Exercise prompt: Give the number of lines below that contain "shimcha", with no other output.

Records for the task:
* * * * *

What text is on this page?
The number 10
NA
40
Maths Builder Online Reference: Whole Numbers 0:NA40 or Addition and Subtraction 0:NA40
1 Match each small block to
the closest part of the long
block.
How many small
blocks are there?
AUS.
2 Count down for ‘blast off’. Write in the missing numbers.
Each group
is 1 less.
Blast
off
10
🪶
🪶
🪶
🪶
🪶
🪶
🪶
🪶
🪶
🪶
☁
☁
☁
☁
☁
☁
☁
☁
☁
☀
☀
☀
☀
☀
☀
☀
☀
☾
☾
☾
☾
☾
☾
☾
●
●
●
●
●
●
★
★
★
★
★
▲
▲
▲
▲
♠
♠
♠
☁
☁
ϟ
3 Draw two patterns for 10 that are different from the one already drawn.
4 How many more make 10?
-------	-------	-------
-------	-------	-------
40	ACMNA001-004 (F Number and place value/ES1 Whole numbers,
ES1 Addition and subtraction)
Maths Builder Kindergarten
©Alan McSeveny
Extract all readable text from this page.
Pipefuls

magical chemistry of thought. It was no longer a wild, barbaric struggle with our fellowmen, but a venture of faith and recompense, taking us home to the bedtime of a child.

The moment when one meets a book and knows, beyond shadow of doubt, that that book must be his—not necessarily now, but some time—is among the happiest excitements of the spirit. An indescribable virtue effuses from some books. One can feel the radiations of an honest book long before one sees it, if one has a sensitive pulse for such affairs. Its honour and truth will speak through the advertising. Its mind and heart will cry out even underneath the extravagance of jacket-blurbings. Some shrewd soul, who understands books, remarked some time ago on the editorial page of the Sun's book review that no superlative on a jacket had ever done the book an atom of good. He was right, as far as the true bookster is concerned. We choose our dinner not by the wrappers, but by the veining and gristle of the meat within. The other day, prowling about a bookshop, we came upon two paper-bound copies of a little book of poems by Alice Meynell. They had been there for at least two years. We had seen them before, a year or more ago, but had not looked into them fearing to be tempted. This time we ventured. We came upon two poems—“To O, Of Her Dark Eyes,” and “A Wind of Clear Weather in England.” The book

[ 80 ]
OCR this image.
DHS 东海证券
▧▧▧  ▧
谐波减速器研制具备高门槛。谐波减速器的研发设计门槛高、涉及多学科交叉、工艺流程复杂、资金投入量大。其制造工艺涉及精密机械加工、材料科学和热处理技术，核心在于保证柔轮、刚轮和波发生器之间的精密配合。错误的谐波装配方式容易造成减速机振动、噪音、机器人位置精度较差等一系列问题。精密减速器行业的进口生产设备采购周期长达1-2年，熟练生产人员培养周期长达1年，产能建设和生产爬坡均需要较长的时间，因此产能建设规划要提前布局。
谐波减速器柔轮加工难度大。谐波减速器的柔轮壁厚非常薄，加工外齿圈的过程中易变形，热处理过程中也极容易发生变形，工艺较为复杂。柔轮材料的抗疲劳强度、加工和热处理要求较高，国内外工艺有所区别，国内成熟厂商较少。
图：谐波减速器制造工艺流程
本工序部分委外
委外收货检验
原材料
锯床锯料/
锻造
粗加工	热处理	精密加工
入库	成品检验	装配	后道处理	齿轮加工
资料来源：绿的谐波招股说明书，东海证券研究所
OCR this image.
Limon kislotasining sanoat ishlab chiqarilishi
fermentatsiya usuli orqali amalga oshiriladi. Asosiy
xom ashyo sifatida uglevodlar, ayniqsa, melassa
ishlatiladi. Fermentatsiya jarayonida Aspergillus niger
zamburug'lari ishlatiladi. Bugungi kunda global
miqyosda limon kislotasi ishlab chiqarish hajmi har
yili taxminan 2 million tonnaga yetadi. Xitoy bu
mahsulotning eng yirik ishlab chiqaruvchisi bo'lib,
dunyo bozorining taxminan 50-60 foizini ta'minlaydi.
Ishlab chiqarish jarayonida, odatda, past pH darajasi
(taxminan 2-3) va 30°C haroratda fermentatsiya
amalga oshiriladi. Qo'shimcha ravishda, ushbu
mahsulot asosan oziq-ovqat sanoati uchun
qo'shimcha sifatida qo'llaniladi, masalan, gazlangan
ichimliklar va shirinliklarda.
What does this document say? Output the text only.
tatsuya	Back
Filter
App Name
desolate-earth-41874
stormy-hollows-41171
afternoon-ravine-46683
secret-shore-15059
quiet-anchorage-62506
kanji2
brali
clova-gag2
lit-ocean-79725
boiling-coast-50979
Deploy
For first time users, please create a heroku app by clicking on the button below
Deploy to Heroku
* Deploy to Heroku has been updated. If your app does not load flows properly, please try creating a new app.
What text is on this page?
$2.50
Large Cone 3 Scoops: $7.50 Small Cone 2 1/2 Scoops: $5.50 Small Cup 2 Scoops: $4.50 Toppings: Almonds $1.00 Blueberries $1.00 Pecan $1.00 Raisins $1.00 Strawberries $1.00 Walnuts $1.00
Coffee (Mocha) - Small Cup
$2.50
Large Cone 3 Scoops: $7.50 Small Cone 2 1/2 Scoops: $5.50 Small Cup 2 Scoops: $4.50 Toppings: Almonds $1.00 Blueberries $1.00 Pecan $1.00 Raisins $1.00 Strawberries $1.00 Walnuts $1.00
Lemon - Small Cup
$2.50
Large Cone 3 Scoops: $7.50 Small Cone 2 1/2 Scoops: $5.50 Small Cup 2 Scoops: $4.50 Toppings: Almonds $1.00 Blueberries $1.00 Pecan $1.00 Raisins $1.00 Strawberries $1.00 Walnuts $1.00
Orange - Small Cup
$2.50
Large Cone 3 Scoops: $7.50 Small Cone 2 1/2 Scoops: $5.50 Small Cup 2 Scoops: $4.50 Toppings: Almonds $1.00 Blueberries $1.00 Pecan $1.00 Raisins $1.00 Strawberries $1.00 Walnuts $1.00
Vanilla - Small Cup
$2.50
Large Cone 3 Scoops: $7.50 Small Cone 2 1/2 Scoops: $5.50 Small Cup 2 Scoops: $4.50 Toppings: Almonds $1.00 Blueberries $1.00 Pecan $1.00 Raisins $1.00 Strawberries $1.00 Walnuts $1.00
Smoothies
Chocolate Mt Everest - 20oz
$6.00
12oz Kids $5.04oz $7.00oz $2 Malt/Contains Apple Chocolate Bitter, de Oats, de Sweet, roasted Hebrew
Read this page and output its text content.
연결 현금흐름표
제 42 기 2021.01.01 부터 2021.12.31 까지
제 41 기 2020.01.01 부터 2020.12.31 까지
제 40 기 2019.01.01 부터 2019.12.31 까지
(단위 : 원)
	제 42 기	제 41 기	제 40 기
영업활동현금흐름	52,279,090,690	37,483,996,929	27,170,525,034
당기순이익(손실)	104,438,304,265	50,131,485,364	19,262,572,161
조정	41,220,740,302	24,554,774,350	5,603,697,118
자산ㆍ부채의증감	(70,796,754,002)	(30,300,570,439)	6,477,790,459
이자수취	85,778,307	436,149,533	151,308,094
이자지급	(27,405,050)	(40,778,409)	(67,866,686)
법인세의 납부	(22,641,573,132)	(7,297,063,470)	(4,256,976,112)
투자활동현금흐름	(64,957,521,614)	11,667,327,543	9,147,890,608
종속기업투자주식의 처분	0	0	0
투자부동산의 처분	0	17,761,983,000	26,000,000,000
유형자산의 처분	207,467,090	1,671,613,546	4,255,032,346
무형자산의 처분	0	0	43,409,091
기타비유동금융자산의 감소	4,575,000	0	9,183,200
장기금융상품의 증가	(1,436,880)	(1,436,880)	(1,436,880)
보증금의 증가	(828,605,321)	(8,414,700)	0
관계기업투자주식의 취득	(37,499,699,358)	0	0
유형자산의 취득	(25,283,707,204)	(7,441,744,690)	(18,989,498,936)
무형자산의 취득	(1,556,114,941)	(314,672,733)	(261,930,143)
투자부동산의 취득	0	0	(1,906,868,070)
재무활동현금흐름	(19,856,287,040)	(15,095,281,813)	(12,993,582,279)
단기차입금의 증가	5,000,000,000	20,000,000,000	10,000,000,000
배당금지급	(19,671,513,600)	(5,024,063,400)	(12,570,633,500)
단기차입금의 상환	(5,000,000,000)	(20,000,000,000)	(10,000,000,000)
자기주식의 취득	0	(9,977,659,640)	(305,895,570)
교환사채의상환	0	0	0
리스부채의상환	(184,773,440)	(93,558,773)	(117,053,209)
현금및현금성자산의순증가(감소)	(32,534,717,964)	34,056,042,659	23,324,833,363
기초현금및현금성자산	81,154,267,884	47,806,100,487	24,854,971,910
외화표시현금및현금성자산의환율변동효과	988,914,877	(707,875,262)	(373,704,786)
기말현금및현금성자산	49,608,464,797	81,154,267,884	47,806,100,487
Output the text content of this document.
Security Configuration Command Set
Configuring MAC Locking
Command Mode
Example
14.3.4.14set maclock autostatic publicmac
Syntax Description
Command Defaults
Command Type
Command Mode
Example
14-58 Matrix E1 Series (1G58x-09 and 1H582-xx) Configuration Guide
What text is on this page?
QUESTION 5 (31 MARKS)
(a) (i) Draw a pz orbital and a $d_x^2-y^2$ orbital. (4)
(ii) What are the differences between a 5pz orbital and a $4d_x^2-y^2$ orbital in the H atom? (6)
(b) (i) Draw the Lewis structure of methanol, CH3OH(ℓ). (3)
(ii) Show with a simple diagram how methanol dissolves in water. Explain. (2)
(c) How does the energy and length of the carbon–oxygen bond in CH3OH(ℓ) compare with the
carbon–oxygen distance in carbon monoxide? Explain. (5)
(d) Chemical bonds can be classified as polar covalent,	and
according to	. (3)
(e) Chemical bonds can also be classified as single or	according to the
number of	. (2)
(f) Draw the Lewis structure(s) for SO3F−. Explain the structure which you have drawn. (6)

* * * * *

Finished answer: 2